**EXERCISE BRIEF:** Filter for the word "this" and keep each matching line.

**INPUT ROWS:**
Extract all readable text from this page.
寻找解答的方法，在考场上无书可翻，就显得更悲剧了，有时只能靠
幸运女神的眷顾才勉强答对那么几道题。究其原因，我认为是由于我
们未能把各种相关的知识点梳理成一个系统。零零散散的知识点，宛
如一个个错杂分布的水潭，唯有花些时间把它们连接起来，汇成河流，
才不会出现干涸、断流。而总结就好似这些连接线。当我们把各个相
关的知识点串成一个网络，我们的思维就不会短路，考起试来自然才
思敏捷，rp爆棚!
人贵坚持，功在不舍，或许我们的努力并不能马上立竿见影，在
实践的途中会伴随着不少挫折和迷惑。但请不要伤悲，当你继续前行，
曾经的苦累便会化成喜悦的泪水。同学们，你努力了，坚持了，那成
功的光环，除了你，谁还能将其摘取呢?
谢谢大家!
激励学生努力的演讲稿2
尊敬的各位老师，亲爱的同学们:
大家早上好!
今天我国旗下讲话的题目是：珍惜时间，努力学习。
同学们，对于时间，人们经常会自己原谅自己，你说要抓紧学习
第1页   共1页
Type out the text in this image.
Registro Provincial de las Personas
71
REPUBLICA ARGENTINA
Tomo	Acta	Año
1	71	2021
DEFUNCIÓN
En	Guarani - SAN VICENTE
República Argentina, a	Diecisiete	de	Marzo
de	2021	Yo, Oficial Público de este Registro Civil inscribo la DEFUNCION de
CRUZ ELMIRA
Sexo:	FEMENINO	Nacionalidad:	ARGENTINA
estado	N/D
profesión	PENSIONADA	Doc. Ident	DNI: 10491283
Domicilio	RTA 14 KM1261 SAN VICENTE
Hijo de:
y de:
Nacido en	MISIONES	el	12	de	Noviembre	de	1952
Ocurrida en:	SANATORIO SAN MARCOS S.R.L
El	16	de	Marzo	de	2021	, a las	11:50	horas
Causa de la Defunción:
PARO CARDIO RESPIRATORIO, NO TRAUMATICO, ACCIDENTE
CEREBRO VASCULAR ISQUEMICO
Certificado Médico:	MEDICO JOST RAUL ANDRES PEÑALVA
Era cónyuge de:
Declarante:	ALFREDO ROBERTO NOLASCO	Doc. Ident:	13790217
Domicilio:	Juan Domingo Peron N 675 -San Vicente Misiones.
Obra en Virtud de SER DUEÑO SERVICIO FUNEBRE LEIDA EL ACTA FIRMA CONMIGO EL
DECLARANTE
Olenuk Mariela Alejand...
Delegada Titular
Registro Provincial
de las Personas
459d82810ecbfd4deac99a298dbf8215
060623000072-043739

**WRITTEN REPLY:**
Extract all readable text from this page.
Type out the text in this image.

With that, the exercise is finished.